━━━ Texto extraído

Rojo veía en esta localidad madrileña una oportunidad: la de mostrar que el nuevo ejército podía operar de forma coordinada y eficaz. Sabía que el mundo entero tenía los ojos puestos en la Guerra Civil, sobre todo la Unión Soviética, principal apoyo internacional de la República. Si no mostraban que eran capaces de liderar, cabía la posibilidad de que los soviéticos replegaran su apoyo militar y propagandístico justo cuando más lo necesitaban. Pero Rojo sabía también que el margen de error era mínimo: se luchaba contra el enemigo, pero también contra la urgencia, la falta de medios y las tensiones internas del propio bando republicano.
Así abrió julio, con una silenciosa coreografía de movimientos militares y decisiones políticas desde las sombras. El episcopado español se había alineado públicamente con los sublevados mientras que la capital se preparaba para acoger el Congreso Internacional de Escritores Antifascistas. Entre sonetos y discursos resonaba una esperanza compartida: la victoria republicana. La noche del 5 de julio, mientras poetas y escritores ensayaban discursos y arengas, las tropas republicanas se posicionaban discretamente en el frente. Esa noche comenzaría el movimiento militar en Brunete. El amanecer traería fuego, polvo y muerte.
El brillo del primer asalto
A las 00:00 del día 6 se inició el avance. Hicieron falta seis horas para llegar a Brunete, en completo silencio, pero el Ejército Popular de la República logró lo que pocas veces había conseguido en el transcurso de la guerra: tomar por sorpresa al enemigo. La 11ª División de Enrique Líster tomó Brunete en cuestión de horas y, con ella, la 46ª División, al mando de Valentín González (El Campesino), explotaba la sorpresa, ganando terreno e impidiendo la reorganización franquista.
El golpe parecía funcionar, pero los problemas no tardaron en aparecer. A pesar de la contundencia del ataque inicial, la falta de coordinación republicana hizo mella en la operación. La orden de frenar el avance hasta asegurar la resistencia de sus soldados y asegurar posiciones permitió al enemigo reagruparse, estancando el acercamiento a Villaviciosa.

━━━━━━

## Requisitos de las tareas
1. Devuelve sin cambios el fragmento del texto sobre Brunete que va desde "El golpe parecía" hasta "acercamiento a Villaviciosa.", ambos incluidos.
2. Según el texto sobre Brunete, ¿qué división tomó la localidad en cuestión de horas?
3. Prolonga el texto sobre la batalla de Brunete a partir de su última oración.
Las filas que aparecen a continuación no hacen falta para nada.

━━━ Listado

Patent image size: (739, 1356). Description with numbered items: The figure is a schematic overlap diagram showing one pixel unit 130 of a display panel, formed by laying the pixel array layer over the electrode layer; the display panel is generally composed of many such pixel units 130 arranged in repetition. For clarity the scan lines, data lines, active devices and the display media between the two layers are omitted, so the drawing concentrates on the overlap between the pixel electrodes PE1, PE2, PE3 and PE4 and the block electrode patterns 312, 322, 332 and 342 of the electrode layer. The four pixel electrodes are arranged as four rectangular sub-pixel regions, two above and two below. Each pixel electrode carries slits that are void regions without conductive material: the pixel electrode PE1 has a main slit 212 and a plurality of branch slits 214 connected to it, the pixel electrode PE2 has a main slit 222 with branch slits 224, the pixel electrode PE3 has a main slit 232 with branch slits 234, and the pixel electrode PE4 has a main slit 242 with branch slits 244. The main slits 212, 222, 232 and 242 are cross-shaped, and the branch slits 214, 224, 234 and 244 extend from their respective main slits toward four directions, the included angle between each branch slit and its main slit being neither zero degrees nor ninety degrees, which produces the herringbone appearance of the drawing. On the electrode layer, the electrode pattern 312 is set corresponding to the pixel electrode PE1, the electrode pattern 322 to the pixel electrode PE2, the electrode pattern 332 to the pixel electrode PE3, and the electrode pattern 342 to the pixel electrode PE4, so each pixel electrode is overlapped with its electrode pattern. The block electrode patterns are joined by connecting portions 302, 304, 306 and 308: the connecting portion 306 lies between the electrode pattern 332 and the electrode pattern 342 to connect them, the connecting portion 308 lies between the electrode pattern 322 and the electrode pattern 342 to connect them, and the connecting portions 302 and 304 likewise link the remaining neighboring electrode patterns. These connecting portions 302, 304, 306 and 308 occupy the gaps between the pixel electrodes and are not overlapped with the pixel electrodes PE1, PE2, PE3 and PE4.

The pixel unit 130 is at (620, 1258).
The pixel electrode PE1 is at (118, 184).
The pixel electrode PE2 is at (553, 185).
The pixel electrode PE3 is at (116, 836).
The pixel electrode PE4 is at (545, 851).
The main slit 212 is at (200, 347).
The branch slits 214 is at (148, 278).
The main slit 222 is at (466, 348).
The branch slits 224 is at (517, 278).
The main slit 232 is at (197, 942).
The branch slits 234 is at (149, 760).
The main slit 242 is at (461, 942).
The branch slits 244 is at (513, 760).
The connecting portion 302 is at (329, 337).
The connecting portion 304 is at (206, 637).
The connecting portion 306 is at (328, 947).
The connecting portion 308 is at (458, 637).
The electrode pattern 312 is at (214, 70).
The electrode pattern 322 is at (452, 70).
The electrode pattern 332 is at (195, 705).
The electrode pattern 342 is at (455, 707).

━━━━━━

## Resultados por tarea
1.
El golpe parecía funcionar, pero los problemas no tardaron en aparecer. A pesar de la contundencia del ataque inicial, la falta de coordinación republicana hizo mella en la operación. La orden de frenar el avance hasta asegurar la resistencia de sus soldados y asegurar posiciones permitió al enemigo reagruparse, estancando el acercamiento a Villaviciosa.

2. La 11ª División de Enrique Líster.

3.
El 9 de julio marcó un punto de inflexión. Aunque las posiciones ocupadas por la República representaban un pequeño éxito territorial, su mayor baza había sido el elemento sorpresa, del que ya hacía tiempo habían dejado de gozar. Los franquistas estaban más que preparados para contraatacar. La batalla que había empezado como una audaz jugada táctica empezaba a convertirse en un lento y costoso pulso de desgaste.
El día que la República perdió la iniciativa
"En Brunete probablemente se juega uno de los episodios decisivos de la campaña". Así titulaba el diario ABC el 13 de julio de 1937, cuando aún no estaba claro que la ofensiva republicana había empezado a hundirse. Desde el día 10, las tropas de Franco habían comenzado a concentrar, en una meticulosa maniobra, unidades de élite alrededor del frente: legionarios, regulares, brigadas navarras y tropas procedentes de Galicia. El contraataque se diseñó al modo clásico: no fue un golpe frontal inmediato, sino un constante hostigamiento artillero, apoyado desde el aire por la Legión Cóndor alemana, que empezó a bombardear de forma sistemática los depósitos de agua, las líneas de suministro y los núcleos urbanos bajo el control republicano.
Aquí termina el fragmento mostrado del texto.